┌──
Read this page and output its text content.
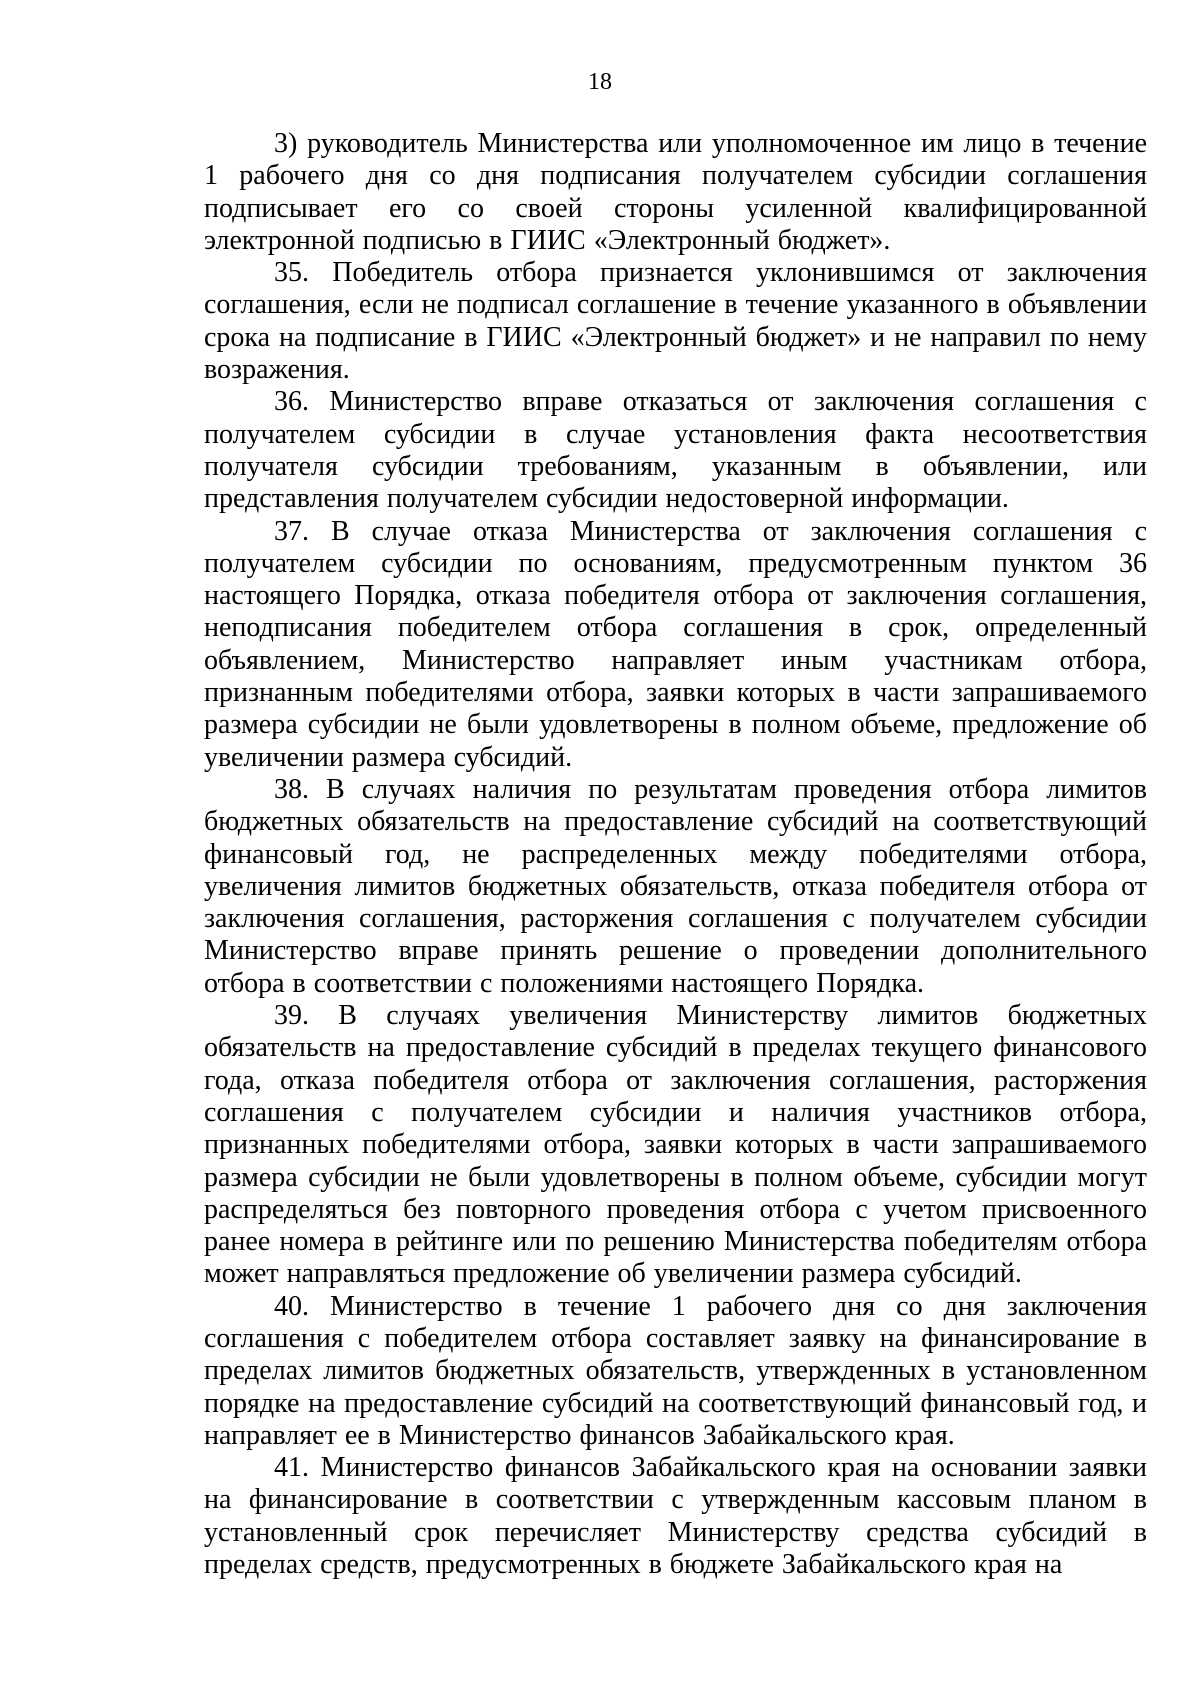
18

3) руководитель Министерства или уполномоченное им лицо в течение 1 рабочего дня со дня подписания получателем субсидии соглашения подписывает его со своей стороны усиленной квалифицированной электронной подписью в ГИИС «Электронный бюджет».

35. Победитель отбора признается уклонившимся от заключения соглашения, если не подписал соглашение в течение указанного в объявлении срока на подписание в ГИИС «Электронный бюджет» и не направил по нему возражения.

36. Министерство вправе отказаться от заключения соглашения с получателем субсидии в случае установления факта несоответствия получателя субсидии требованиям, указанным в объявлении, или представления получателем субсидии недостоверной информации.

37. В случае отказа Министерства от заключения соглашения с получателем субсидии по основаниям, предусмотренным пунктом 36 настоящего Порядка, отказа победителя отбора от заключения соглашения, неподписания победителем отбора соглашения в срок, определенный объявлением, Министерство направляет иным участникам отбора, признанным победителями отбора, заявки которых в части запрашиваемого размера субсидии не были удовлетворены в полном объеме, предложение об увеличении размера субсидий.

38. В случаях наличия по результатам проведения отбора лимитов бюджетных обязательств на предоставление субсидий на соответствующий финансовый год, не распределенных между победителями отбора, увеличения лимитов бюджетных обязательств, отказа победителя отбора от заключения соглашения, расторжения соглашения с получателем субсидии Министерство вправе принять решение о проведении дополнительного отбора в соответствии с положениями настоящего Порядка.

39. В случаях увеличения Министерству лимитов бюджетных обязательств на предоставление субсидий в пределах текущего финансового года, отказа победителя отбора от заключения соглашения, расторжения соглашения с получателем субсидии и наличия участников отбора, признанных победителями отбора, заявки которых в части запрашиваемого размера субсидии не были удовлетворены в полном объеме, субсидии могут распределяться без повторного проведения отбора с учетом присвоенного ранее номера в рейтинге или по решению Министерства победителям отбора может направляться предложение об увеличении размера субсидий.

40. Министерство в течение 1 рабочего дня со дня заключения соглашения с победителем отбора составляет заявку на финансирование в пределах лимитов бюджетных обязательств, утвержденных в установленном порядке на предоставление субсидий на соответствующий финансовый год, и направляет ее в Министерство финансов Забайкальского края.

41. Министерство финансов Забайкальского края на основании заявки на финансирование в соответствии с утвержденным кассовым планом в установленный срок перечисляет Министерству средства субсидий в пределах средств, предусмотренных в бюджете Забайкальского края на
└──
▶ **Given request**
Identify the lines that contain the string "которых", and copy every one of them.

▶ **Result of the task**
37. В случае отказа Министерства от заключения соглашения с получателем субсидии по основаниям, предусмотренным пунктом 36 настоящего Порядка, отказа победителя отбора от заключения соглашения, неподписания победителем отбора соглашения в срок, определенный объявлением, Министерство направляет иным участникам отбора, признанным победителями отбора, заявки которых в части запрашиваемого размера субсидии не были удовлетворены в полном объеме, предложение об увеличении размера субсидий.
39. В случаях увеличения Министерству лимитов бюджетных обязательств на предоставление субсидий в пределах текущего финансового года, отказа победителя отбора от заключения соглашения, расторжения соглашения с получателем субсидии и наличия участников отбора, признанных победителями отбора, заявки которых в части запрашиваемого размера субсидии не были удовлетворены в полном объеме, субсидии могут распределяться без повторного проведения отбора с учетом присвоенного ранее номера в рейтинге или по решению Министерства победителям отбора может направляться предложение об увеличении размера субсидий.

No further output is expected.